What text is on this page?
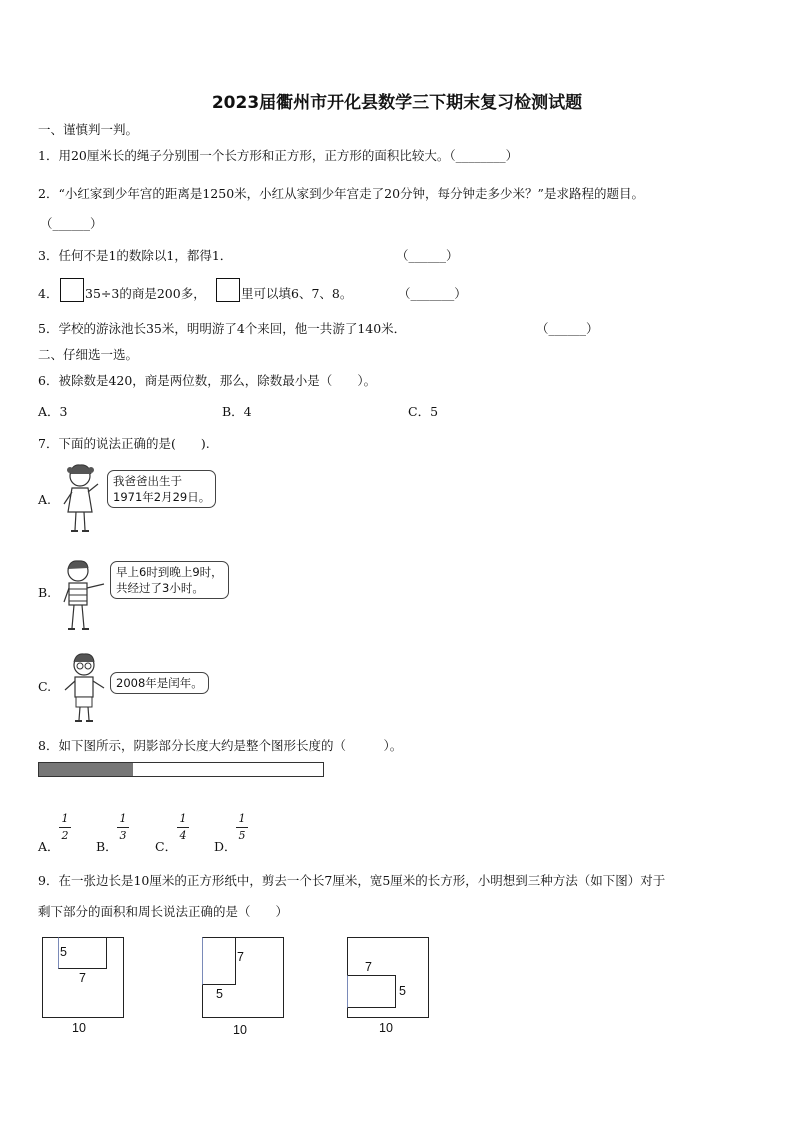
2023届衢州市开化县数学三下期末复习检测试题
一、谨慎判一判。
1．用20厘米长的绳子分别围一个长方形和正方形，正方形的面积比较大。（________）
2．“小红家到少年宫的距离是1250米，小红从家到少年宫走了20分钟，每分钟走多少米？”是求路程的题目。
（______）
3．任何不是1的数除以1，都得1．	（______）
4． 35÷3的商是200多，	里可以填6、7、8。	（_______）
5．学校的游泳池长35米，明明游了4个来回，他一共游了140米．	（______）
二、仔细选一选。
6．被除数是420，商是两位数，那么，除数最小是（　　）。
A．3	B．4	C．5
7．下面的说法正确的是(　　).
A.
我爸爸出生于
1971年2月29日。
B.
早上6时到晚上9时，
共经过了3小时。
C.	2008年是闰年。
8．如下图所示，阴影部分长度大约是整个图形长度的（　　　）。
A．
1
2
B．
1
3
C．
1
4
D．
1
5
9．在一张边长是10厘米的正方形纸中，剪去一个长7厘米，宽5厘米的长方形，小明想到三种方法（如下图）对于
剩下部分的面积和周长说法正确的是（　　）
5
7
10
7
5
10
7
5
10
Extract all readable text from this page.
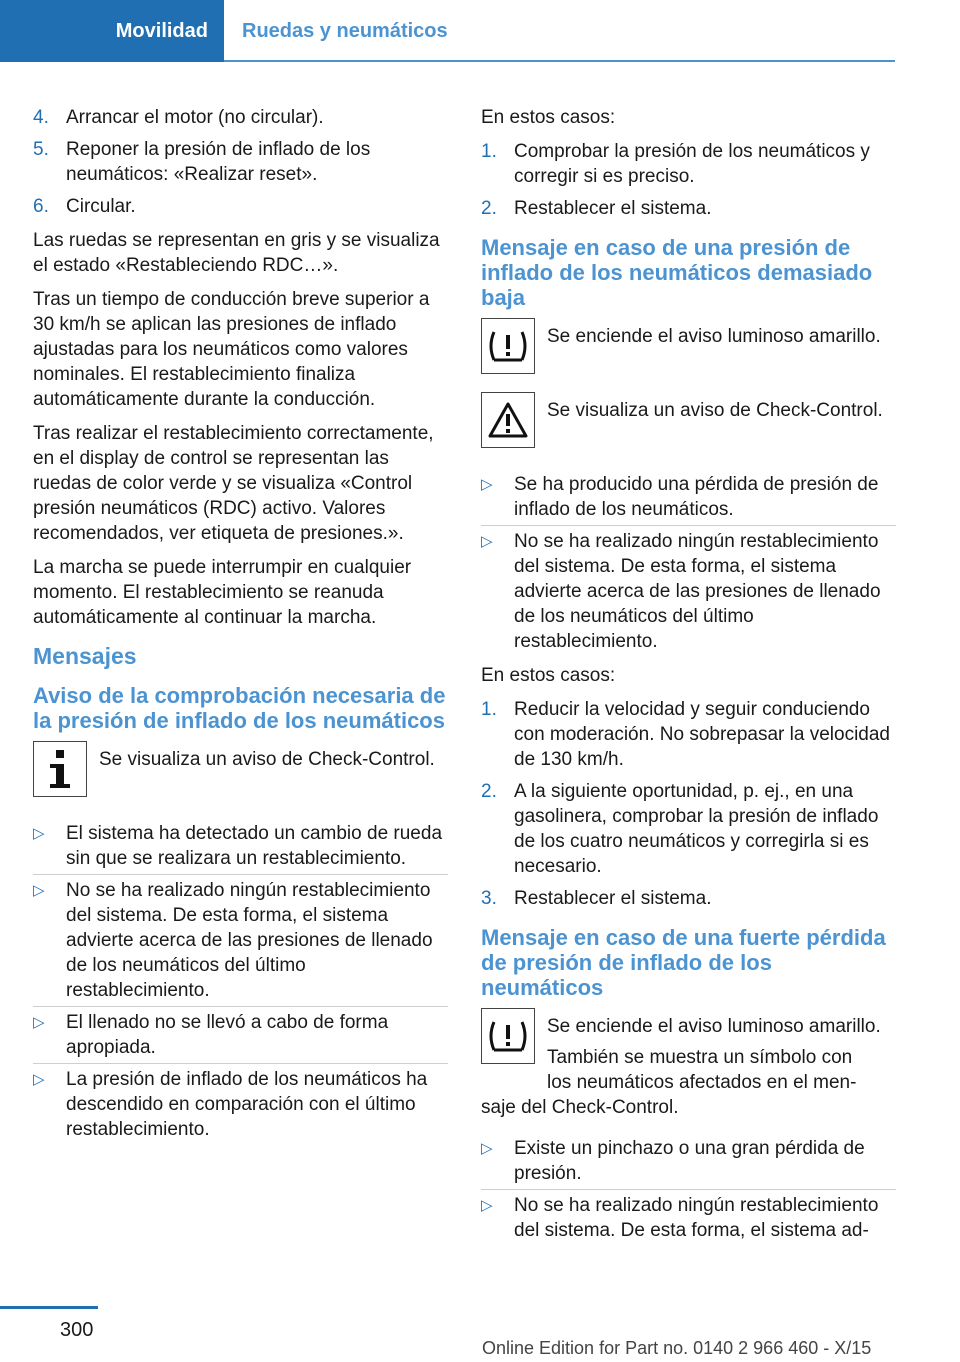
Movilidad	Ruedas y neumáticos
4. Arrancar el motor (no circular).
5. Reponer la presión de inflado de los neumáticos: «Realizar reset».
6. Circular.

Las ruedas se representan en gris y se visualiza el estado «Restableciendo RDC…».

Tras un tiempo de conducción breve superior a 30 km/h se aplican las presiones de inflado ajustadas para los neumáticos como valores nominales. El restablecimiento finaliza automáticamente durante la conducción.

Tras realizar el restablecimiento correctamente, en el display de control se representan las ruedas de color verde y se visualiza «Control presión neumáticos (RDC) activo. Valores recomendados, ver etiqueta de presiones.».

La marcha se puede interrumpir en cualquier momento. El restablecimiento se reanuda automáticamente al continuar la marcha.

Mensajes
Aviso de la comprobación necesaria de la presión de inflado de los neumáticos
Se visualiza un aviso de Check-Control.
▷ El sistema ha detectado un cambio de rueda sin que se realizara un restablecimiento.
▷ No se ha realizado ningún restablecimiento del sistema. De esta forma, el sistema advierte acerca de las presiones de llenado de los neumáticos del último restablecimiento.
▷ El llenado no se llevó a cabo de forma apropiada.
▷ La presión de inflado de los neumáticos ha descendido en comparación con el último restablecimiento.

En estos casos:

1. Comprobar la presión de los neumáticos y corregir si es preciso.
2. Restablecer el sistema.
Mensaje en caso de una presión de inflado de los neumáticos demasiado baja
Se enciende el aviso luminoso amarillo.
Se visualiza un aviso de Check-Control.
▷ Se ha producido una pérdida de presión de inflado de los neumáticos.
▷ No se ha realizado ningún restablecimiento del sistema. De esta forma, el sistema advierte acerca de las presiones de llenado de los neumáticos del último restablecimiento.

En estos casos:

1. Reducir la velocidad y seguir conduciendo con moderación. No sobrepasar la velocidad de 130 km/h.
2. A la siguiente oportunidad, p. ej., en una gasolinera, comprobar la presión de inflado de los cuatro neumáticos y corregirla si es necesario.
3. Restablecer el sistema.
Mensaje en caso de una fuerte pérdida de presión de inflado de los neumáticos
Se enciende el aviso luminoso amarillo.
También se muestra un símbolo con
los neumáticos afectados en el men-
saje del Check-Control.
▷ Existe un pinchazo o una gran pérdida de presión.
▷ No se ha realizado ningún restablecimiento del sistema. De esta forma, el sistema ad-
300
Online Edition for Part no. 0140 2 966 460 - X/15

▶ _Your goal_: Leaving the pictures aside, transcribe the entire listing exactly.

▶ _The reply_:
What text is on this page?
2023届衢州市开化县数学三下期末复习检测试题
一、谨慎判一判。
1．用20厘米长的绳子分别围一个长方形和正方形，正方形的面积比较大。（________）
2．“小红家到少年宫的距离是1250米，小红从家到少年宫走了20分钟，每分钟走多少米？”是求路程的题目。
（______）
3．任何不是1的数除以1，都得1．	（______）
4． 35÷3的商是200多，	里可以填6、7、8。	（_______）
5．学校的游泳池长35米，明明游了4个来回，他一共游了140米．	（______）
二、仔细选一选。
6．被除数是420，商是两位数，那么，除数最小是（　　）。
A．3	B．4	C．5
7．下面的说法正确的是(　　).
A.
我爸爸出生于
1971年2月29日。
B.
早上6时到晚上9时，
共经过了3小时。
C.	2008年是闰年。
8．如下图所示，阴影部分长度大约是整个图形长度的（　　　）。
A．
1
2
B．
1
3
C．
1
4
D．
1
5
9．在一张边长是10厘米的正方形纸中，剪去一个长7厘米，宽5厘米的长方形，小明想到三种方法（如下图）对于
剩下部分的面积和周长说法正确的是（　　）
5
7
10
7
5
10
7
5
10
Extract all readable text from this page.
Movilidad	Ruedas y neumáticos
4. Arrancar el motor (no circular).
5. Reponer la presión de inflado de los neumáticos: «Realizar reset».
6. Circular.

Las ruedas se representan en gris y se visualiza el estado «Restableciendo RDC…».

Tras un tiempo de conducción breve superior a 30 km/h se aplican las presiones de inflado ajustadas para los neumáticos como valores nominales. El restablecimiento finaliza automáticamente durante la conducción.

Tras realizar el restablecimiento correctamente, en el display de control se representan las ruedas de color verde y se visualiza «Control presión neumáticos (RDC) activo. Valores recomendados, ver etiqueta de presiones.».

La marcha se puede interrumpir en cualquier momento. El restablecimiento se reanuda automáticamente al continuar la marcha.

Mensajes
Aviso de la comprobación necesaria de la presión de inflado de los neumáticos
Se visualiza un aviso de Check-Control.
▷ El sistema ha detectado un cambio de rueda sin que se realizara un restablecimiento.
▷ No se ha realizado ningún restablecimiento del sistema. De esta forma, el sistema advierte acerca de las presiones de llenado de los neumáticos del último restablecimiento.
▷ El llenado no se llevó a cabo de forma apropiada.
▷ La presión de inflado de los neumáticos ha descendido en comparación con el último restablecimiento.

En estos casos:

1. Comprobar la presión de los neumáticos y corregir si es preciso.
2. Restablecer el sistema.
Mensaje en caso de una presión de inflado de los neumáticos demasiado baja
Se enciende el aviso luminoso amarillo.
Se visualiza un aviso de Check-Control.
▷ Se ha producido una pérdida de presión de inflado de los neumáticos.
▷ No se ha realizado ningún restablecimiento del sistema. De esta forma, el sistema advierte acerca de las presiones de llenado de los neumáticos del último restablecimiento.

En estos casos:

1. Reducir la velocidad y seguir conduciendo con moderación. No sobrepasar la velocidad de 130 km/h.
2. A la siguiente oportunidad, p. ej., en una gasolinera, comprobar la presión de inflado de los cuatro neumáticos y corregirla si es necesario.
3. Restablecer el sistema.
Mensaje en caso de una fuerte pérdida de presión de inflado de los neumáticos
Se enciende el aviso luminoso amarillo.
También se muestra un símbolo con
los neumáticos afectados en el men-
saje del Check-Control.
▷ Existe un pinchazo o una gran pérdida de presión.
▷ No se ha realizado ningún restablecimiento del sistema. De esta forma, el sistema ad-
300
Online Edition for Part no. 0140 2 966 460 - X/15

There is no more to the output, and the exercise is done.